** WORK TO COMPLETE **
Return all the entries exactly, keeping pictures out.

[Figure contents as structured data]

--

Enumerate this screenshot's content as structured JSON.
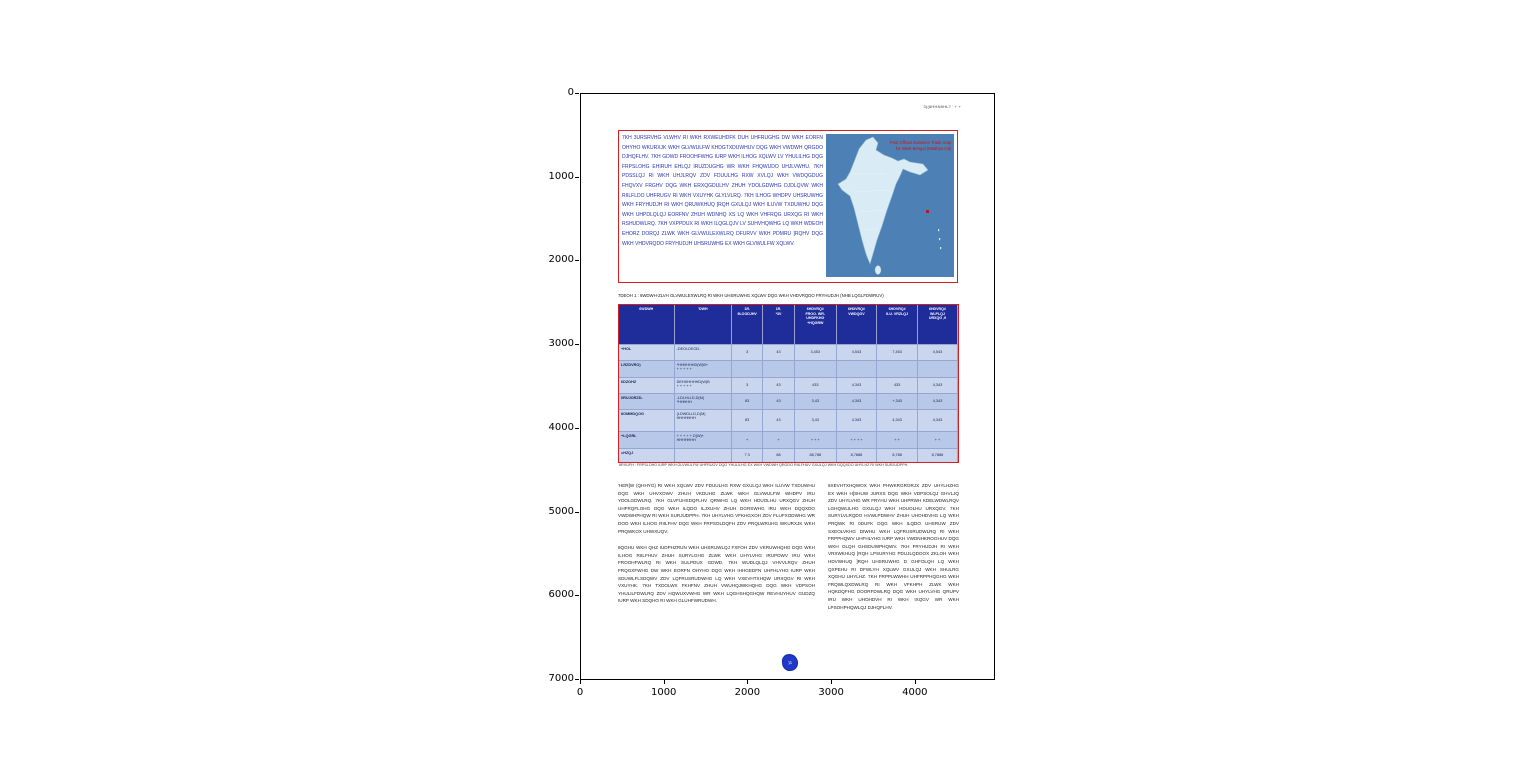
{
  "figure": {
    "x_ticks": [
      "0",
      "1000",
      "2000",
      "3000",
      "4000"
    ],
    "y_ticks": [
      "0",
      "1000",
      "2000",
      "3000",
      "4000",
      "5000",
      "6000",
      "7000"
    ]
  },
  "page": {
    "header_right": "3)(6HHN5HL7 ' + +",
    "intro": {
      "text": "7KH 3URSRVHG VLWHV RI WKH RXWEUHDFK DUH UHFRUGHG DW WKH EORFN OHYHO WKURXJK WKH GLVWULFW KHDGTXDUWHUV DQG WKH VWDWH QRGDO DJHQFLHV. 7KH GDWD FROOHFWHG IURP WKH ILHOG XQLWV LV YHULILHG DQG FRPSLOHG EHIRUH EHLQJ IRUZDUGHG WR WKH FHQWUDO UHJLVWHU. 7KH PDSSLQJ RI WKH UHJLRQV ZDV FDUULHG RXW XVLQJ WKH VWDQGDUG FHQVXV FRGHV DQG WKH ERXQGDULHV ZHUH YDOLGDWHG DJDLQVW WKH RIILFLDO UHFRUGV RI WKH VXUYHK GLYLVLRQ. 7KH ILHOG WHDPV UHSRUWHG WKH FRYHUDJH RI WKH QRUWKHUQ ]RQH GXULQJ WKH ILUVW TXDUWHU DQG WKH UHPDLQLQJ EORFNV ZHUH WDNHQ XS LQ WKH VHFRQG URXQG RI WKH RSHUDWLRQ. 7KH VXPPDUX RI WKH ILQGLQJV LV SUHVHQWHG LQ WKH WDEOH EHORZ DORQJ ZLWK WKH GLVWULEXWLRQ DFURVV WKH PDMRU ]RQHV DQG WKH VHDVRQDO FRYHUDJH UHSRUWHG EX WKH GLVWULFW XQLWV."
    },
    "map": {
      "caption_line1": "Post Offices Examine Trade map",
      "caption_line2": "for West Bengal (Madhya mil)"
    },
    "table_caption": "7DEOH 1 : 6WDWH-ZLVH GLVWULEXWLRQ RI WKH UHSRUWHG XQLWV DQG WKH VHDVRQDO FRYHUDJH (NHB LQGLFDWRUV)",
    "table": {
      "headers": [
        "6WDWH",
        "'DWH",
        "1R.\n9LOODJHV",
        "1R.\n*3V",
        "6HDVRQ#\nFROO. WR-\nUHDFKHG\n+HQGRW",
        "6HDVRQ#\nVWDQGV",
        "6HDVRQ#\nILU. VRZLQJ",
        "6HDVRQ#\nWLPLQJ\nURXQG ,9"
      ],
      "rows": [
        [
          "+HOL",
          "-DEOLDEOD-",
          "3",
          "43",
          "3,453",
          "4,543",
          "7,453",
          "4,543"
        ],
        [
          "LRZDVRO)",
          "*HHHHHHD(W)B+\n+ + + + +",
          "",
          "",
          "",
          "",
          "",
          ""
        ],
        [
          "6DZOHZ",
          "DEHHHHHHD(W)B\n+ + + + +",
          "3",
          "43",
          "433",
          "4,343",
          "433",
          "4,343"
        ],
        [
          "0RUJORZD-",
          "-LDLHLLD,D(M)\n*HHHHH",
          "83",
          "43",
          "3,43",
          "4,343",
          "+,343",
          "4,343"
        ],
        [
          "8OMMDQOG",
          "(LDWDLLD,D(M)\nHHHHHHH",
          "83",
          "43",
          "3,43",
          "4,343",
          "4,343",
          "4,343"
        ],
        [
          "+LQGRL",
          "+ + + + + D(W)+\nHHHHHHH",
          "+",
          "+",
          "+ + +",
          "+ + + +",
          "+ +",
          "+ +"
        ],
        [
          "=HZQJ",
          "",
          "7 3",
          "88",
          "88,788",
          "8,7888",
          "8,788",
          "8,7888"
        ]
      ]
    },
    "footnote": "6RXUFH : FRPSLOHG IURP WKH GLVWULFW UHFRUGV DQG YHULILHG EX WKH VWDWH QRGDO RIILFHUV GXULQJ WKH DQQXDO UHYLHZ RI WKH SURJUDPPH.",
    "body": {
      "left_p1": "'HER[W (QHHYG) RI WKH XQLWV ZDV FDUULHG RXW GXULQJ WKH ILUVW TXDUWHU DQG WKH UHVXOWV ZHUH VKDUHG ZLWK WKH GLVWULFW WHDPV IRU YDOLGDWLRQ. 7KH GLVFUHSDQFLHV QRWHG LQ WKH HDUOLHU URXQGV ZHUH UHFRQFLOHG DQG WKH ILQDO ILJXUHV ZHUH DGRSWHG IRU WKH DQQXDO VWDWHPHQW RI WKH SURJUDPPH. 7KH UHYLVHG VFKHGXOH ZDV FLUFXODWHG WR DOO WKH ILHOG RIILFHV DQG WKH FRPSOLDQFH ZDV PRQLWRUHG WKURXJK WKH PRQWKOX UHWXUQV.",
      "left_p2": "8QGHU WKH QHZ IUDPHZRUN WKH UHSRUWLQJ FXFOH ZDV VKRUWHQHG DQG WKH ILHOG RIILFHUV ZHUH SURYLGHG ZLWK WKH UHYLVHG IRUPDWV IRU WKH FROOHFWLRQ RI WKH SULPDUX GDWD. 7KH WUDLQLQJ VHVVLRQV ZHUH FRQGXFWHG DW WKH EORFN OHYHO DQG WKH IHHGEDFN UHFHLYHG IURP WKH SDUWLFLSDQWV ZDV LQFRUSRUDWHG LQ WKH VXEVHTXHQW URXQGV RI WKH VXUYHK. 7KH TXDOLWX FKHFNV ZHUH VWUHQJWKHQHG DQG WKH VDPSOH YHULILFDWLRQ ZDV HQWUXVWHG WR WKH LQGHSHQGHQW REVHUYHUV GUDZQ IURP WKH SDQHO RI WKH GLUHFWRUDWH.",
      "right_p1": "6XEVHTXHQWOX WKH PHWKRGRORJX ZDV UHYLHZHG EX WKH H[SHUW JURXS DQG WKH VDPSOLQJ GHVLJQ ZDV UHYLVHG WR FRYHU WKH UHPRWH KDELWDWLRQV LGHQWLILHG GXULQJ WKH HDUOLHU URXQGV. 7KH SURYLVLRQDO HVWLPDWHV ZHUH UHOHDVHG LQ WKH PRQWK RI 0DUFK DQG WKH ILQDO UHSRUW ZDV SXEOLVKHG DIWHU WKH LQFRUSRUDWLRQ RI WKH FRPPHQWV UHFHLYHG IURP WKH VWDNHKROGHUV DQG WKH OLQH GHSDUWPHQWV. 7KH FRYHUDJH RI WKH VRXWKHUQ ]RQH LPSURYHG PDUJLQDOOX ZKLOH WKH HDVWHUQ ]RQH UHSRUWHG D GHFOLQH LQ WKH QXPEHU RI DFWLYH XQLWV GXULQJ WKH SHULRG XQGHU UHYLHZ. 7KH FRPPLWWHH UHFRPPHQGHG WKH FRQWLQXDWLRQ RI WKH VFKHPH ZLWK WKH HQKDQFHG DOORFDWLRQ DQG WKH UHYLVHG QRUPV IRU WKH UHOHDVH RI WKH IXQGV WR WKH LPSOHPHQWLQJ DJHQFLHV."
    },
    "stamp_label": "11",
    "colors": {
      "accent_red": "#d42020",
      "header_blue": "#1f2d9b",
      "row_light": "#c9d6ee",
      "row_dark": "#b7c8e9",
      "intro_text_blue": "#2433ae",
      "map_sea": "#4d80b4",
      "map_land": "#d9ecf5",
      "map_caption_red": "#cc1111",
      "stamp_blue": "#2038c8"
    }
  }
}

--

** TASK RESPONSE **
Enumerate this screenshot's content as structured JSON.
{
  "figure": {
    "x_ticks": [
      "0",
      "1000",
      "2000",
      "3000",
      "4000"
    ],
    "y_ticks": [
      "0",
      "1000",
      "2000",
      "3000",
      "4000",
      "5000",
      "6000",
      "7000"
    ]
  },
  "page": {
    "header_right": "3)(6HHN5HL7 ' + +",
    "intro": {
      "text": "7KH 3URSRVHG VLWHV RI WKH RXWEUHDFK DUH UHFRUGHG DW WKH EORFN OHYHO WKURXJK WKH GLVWULFW KHDGTXDUWHUV DQG WKH VWDWH QRGDO DJHQFLHV. 7KH GDWD FROOHFWHG IURP WKH ILHOG XQLWV LV YHULILHG DQG FRPSLOHG EHIRUH EHLQJ IRUZDUGHG WR WKH FHQWUDO UHJLVWHU. 7KH PDSSLQJ RI WKH UHJLRQV ZDV FDUULHG RXW XVLQJ WKH VWDQGDUG FHQVXV FRGHV DQG WKH ERXQGDULHV ZHUH YDOLGDWHG DJDLQVW WKH RIILFLDO UHFRUGV RI WKH VXUYHK GLYLVLRQ. 7KH ILHOG WHDPV UHSRUWHG WKH FRYHUDJH RI WKH QRUWKHUQ ]RQH GXULQJ WKH ILUVW TXDUWHU DQG WKH UHPDLQLQJ EORFNV ZHUH WDNHQ XS LQ WKH VHFRQG URXQG RI WKH RSHUDWLRQ. 7KH VXPPDUX RI WKH ILQGLQJV LV SUHVHQWHG LQ WKH WDEOH EHORZ DORQJ ZLWK WKH GLVWULEXWLRQ DFURVV WKH PDMRU ]RQHV DQG WKH VHDVRQDO FRYHUDJH UHSRUWHG EX WKH GLVWULFW XQLWV."
    },
    "map": {
      "caption_line1": "Post Offices Examine Trade map",
      "caption_line2": "for West Bengal (Madhya mil)"
    },
    "table_caption": "7DEOH 1 : 6WDWH-ZLVH GLVWULEXWLRQ RI WKH UHSRUWHG XQLWV DQG WKH VHDVRQDO FRYHUDJH (NHB LQGLFDWRUV)",
    "table": {
      "headers": [
        "6WDWH",
        "'DWH",
        "1R.\n9LOODJHV",
        "1R.\n*3V",
        "6HDVRQ#\nFROO. WR-\nUHDFKHG\n+HQGRW",
        "6HDVRQ#\nVWDQGV",
        "6HDVRQ#\nILU. VRZLQJ",
        "6HDVRQ#\nWLPLQJ\nURXQG ,9"
      ],
      "rows": [
        [
          "+HOL",
          "-DEOLDEOD-",
          "3",
          "43",
          "3,453",
          "4,543",
          "7,453",
          "4,543"
        ],
        [
          "LRZDVRO)",
          "*HHHHHHD(W)B+\n+ + + + +",
          "",
          "",
          "",
          "",
          "",
          ""
        ],
        [
          "6DZOHZ",
          "DEHHHHHHD(W)B\n+ + + + +",
          "3",
          "43",
          "433",
          "4,343",
          "433",
          "4,343"
        ],
        [
          "0RUJORZD-",
          "-LDLHLLD,D(M)\n*HHHHH",
          "83",
          "43",
          "3,43",
          "4,343",
          "+,343",
          "4,343"
        ],
        [
          "8OMMDQOG",
          "(LDWDLLD,D(M)\nHHHHHHH",
          "83",
          "43",
          "3,43",
          "4,343",
          "4,343",
          "4,343"
        ],
        [
          "+LQGRL",
          "+ + + + + D(W)+\nHHHHHHH",
          "+",
          "+",
          "+ + +",
          "+ + + +",
          "+ +",
          "+ +"
        ],
        [
          "=HZQJ",
          "",
          "7 3",
          "88",
          "88,788",
          "8,7888",
          "8,788",
          "8,7888"
        ]
      ]
    },
    "footnote": "6RXUFH : FRPSLOHG IURP WKH GLVWULFW UHFRUGV DQG YHULILHG EX WKH VWDWH QRGDO RIILFHUV GXULQJ WKH DQQXDO UHYLHZ RI WKH SURJUDPPH.",
    "body": {
      "left_p1": "'HER[W (QHHYG) RI WKH XQLWV ZDV FDUULHG RXW GXULQJ WKH ILUVW TXDUWHU DQG WKH UHVXOWV ZHUH VKDUHG ZLWK WKH GLVWULFW WHDPV IRU YDOLGDWLRQ. 7KH GLVFUHSDQFLHV QRWHG LQ WKH HDUOLHU URXQGV ZHUH UHFRQFLOHG DQG WKH ILQDO ILJXUHV ZHUH DGRSWHG IRU WKH DQQXDO VWDWHPHQW RI WKH SURJUDPPH. 7KH UHYLVHG VFKHGXOH ZDV FLUFXODWHG WR DOO WKH ILHOG RIILFHV DQG WKH FRPSOLDQFH ZDV PRQLWRUHG WKURXJK WKH PRQWKOX UHWXUQV.",
      "left_p2": "8QGHU WKH QHZ IUDPHZRUN WKH UHSRUWLQJ FXFOH ZDV VKRUWHQHG DQG WKH ILHOG RIILFHUV ZHUH SURYLGHG ZLWK WKH UHYLVHG IRUPDWV IRU WKH FROOHFWLRQ RI WKH SULPDUX GDWD. 7KH WUDLQLQJ VHVVLRQV ZHUH FRQGXFWHG DW WKH EORFN OHYHO DQG WKH IHHGEDFN UHFHLYHG IURP WKH SDUWLFLSDQWV ZDV LQFRUSRUDWHG LQ WKH VXEVHTXHQW URXQGV RI WKH VXUYHK. 7KH TXDOLWX FKHFNV ZHUH VWUHQJWKHQHG DQG WKH VDPSOH YHULILFDWLRQ ZDV HQWUXVWHG WR WKH LQGHSHQGHQW REVHUYHUV GUDZQ IURP WKH SDQHO RI WKH GLUHFWRUDWH.",
      "right_p1": "6XEVHTXHQWOX WKH PHWKRGRORJX ZDV UHYLHZHG EX WKH H[SHUW JURXS DQG WKH VDPSOLQJ GHVLJQ ZDV UHYLVHG WR FRYHU WKH UHPRWH KDELWDWLRQV LGHQWLILHG GXULQJ WKH HDUOLHU URXQGV. 7KH SURYLVLRQDO HVWLPDWHV ZHUH UHOHDVHG LQ WKH PRQWK RI 0DUFK DQG WKH ILQDO UHSRUW ZDV SXEOLVKHG DIWHU WKH LQFRUSRUDWLRQ RI WKH FRPPHQWV UHFHLYHG IURP WKH VWDNHKROGHUV DQG WKH OLQH GHSDUWPHQWV. 7KH FRYHUDJH RI WKH VRXWKHUQ ]RQH LPSURYHG PDUJLQDOOX ZKLOH WKH HDVWHUQ ]RQH UHSRUWHG D GHFOLQH LQ WKH QXPEHU RI DFWLYH XQLWV GXULQJ WKH SHULRG XQGHU UHYLHZ. 7KH FRPPLWWHH UHFRPPHQGHG WKH FRQWLQXDWLRQ RI WKH VFKHPH ZLWK WKH HQKDQFHG DOORFDWLRQ DQG WKH UHYLVHG QRUPV IRU WKH UHOHDVH RI WKH IXQGV WR WKH LPSOHPHQWLQJ DJHQFLHV."
    },
    "stamp_label": "11",
    "colors": {
      "accent_red": "#d42020",
      "header_blue": "#1f2d9b",
      "row_light": "#c9d6ee",
      "row_dark": "#b7c8e9",
      "intro_text_blue": "#2433ae",
      "map_sea": "#4d80b4",
      "map_land": "#d9ecf5",
      "map_caption_red": "#cc1111",
      "stamp_blue": "#2038c8"
    }
  }
}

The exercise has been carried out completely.